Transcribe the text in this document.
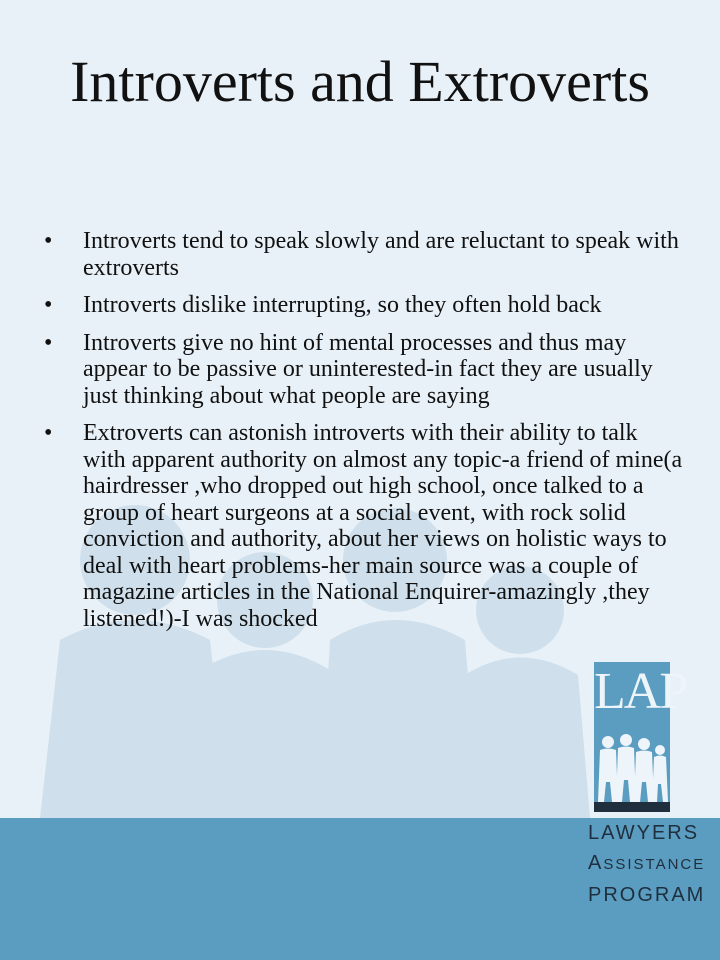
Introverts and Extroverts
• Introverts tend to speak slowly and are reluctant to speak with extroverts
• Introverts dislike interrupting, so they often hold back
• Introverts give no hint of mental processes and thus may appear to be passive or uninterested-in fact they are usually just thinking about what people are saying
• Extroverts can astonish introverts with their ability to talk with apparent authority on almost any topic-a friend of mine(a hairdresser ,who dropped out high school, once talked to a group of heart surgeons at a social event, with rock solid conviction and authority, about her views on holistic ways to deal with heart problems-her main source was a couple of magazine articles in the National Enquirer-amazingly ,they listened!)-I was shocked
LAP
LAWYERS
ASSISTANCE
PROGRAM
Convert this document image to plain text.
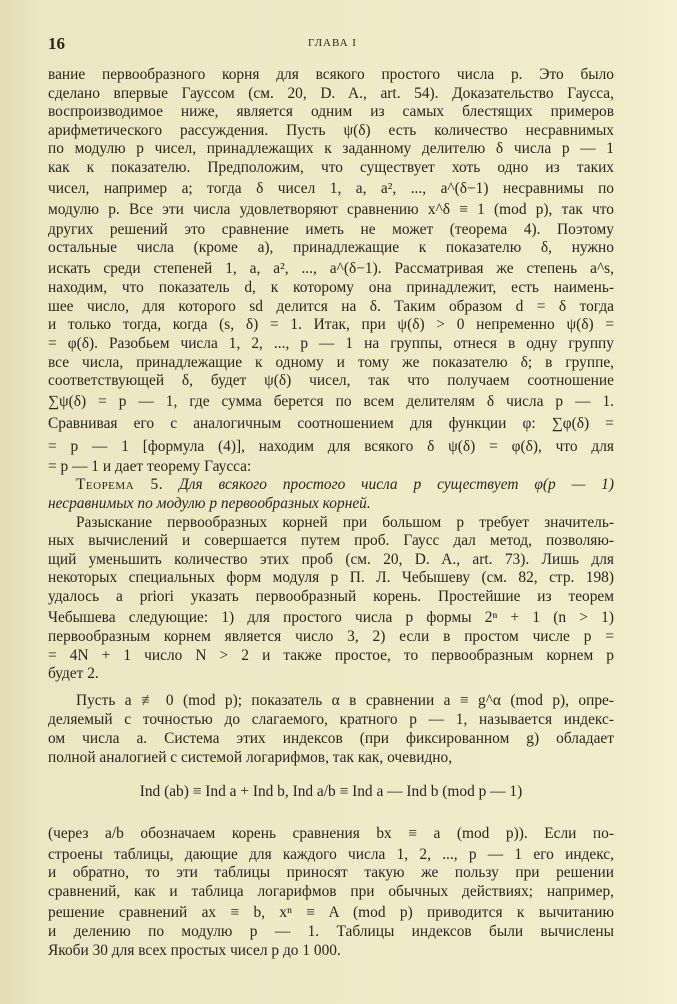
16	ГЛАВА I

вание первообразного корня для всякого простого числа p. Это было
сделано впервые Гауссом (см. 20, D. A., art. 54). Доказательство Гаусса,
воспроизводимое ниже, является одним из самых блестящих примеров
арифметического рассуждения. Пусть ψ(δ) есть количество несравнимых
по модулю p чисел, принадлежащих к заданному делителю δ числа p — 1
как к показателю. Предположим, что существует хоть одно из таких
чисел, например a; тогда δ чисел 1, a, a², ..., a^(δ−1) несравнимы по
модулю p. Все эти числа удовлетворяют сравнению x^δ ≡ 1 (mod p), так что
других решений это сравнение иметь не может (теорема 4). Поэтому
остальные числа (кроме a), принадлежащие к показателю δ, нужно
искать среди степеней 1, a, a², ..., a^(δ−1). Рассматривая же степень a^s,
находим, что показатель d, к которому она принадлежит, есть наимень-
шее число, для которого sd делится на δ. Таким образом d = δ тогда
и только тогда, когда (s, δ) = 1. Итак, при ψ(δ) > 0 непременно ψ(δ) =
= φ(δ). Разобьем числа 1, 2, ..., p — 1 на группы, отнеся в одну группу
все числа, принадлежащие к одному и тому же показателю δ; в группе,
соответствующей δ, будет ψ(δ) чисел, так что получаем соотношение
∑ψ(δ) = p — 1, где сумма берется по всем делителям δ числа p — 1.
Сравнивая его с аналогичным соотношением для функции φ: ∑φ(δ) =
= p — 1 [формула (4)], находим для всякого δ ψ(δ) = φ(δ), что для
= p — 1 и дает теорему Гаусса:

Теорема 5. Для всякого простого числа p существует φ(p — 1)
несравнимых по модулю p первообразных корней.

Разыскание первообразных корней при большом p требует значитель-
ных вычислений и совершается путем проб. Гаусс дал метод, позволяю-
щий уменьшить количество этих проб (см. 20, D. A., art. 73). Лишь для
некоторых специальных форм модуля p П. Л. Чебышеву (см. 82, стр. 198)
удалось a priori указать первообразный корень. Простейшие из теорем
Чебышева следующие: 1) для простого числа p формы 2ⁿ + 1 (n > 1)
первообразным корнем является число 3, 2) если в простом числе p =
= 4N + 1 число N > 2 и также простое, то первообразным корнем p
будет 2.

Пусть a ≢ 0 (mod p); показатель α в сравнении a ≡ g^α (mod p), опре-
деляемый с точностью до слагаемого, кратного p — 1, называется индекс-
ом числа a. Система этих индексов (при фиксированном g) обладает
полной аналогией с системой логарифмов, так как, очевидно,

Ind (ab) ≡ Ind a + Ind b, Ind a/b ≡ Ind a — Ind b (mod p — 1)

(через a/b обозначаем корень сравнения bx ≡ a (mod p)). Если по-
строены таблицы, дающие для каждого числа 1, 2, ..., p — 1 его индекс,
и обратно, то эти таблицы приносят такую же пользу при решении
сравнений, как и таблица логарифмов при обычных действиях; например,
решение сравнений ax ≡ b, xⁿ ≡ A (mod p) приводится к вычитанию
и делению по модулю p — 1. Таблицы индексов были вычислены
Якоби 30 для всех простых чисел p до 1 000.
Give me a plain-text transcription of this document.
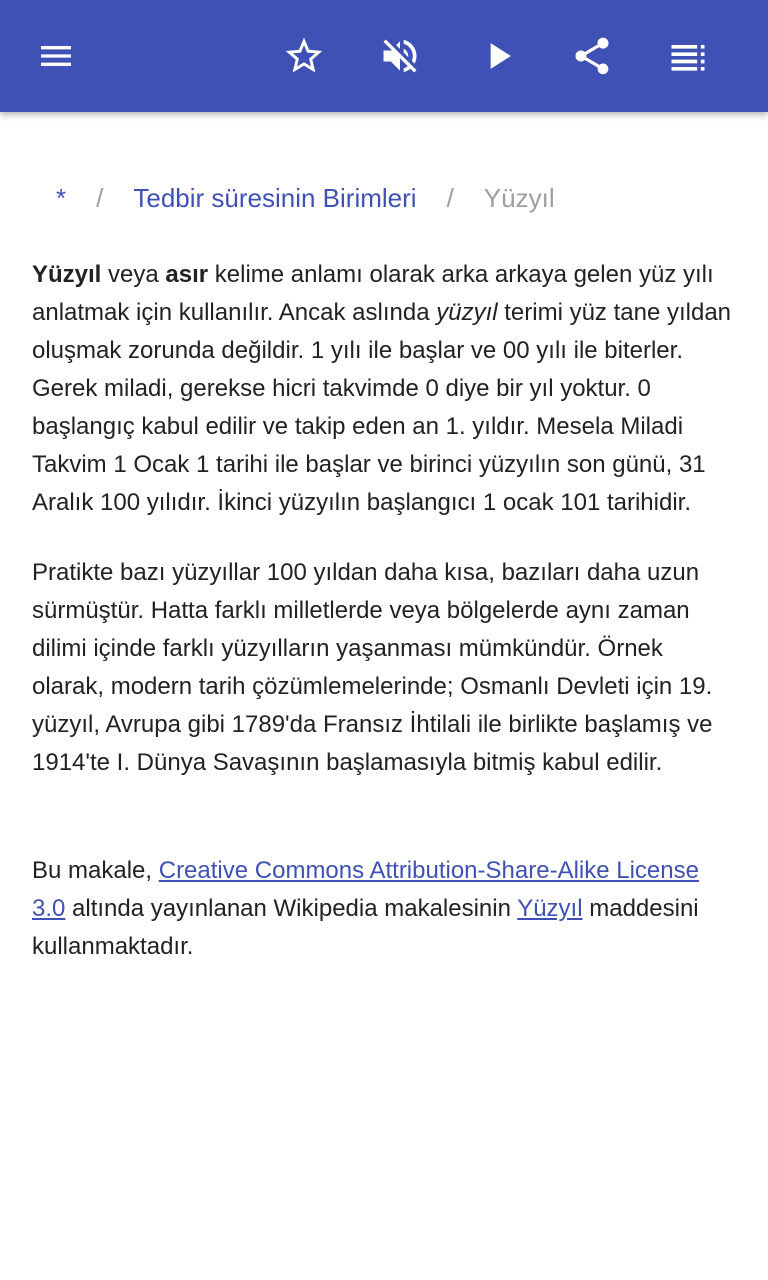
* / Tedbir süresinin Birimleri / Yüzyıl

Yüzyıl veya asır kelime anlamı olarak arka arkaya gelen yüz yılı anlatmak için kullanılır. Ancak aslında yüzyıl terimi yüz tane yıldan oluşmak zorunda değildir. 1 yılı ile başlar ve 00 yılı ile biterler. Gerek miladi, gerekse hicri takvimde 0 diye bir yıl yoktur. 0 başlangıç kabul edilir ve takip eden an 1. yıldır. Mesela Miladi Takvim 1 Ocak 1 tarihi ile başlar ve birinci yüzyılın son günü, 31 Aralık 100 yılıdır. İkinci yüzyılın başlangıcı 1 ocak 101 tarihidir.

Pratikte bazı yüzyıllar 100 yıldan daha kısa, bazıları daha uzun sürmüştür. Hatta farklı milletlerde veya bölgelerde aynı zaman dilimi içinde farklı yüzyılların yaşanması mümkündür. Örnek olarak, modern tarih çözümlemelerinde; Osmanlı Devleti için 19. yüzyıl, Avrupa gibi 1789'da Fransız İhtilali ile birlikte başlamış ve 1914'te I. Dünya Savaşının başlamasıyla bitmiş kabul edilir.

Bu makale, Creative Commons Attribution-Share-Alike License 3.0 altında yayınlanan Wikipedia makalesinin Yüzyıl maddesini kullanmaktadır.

****

Your answer should be a single number: the count of lines in these records that hold the string "olarak".

## IN RESPONSE
2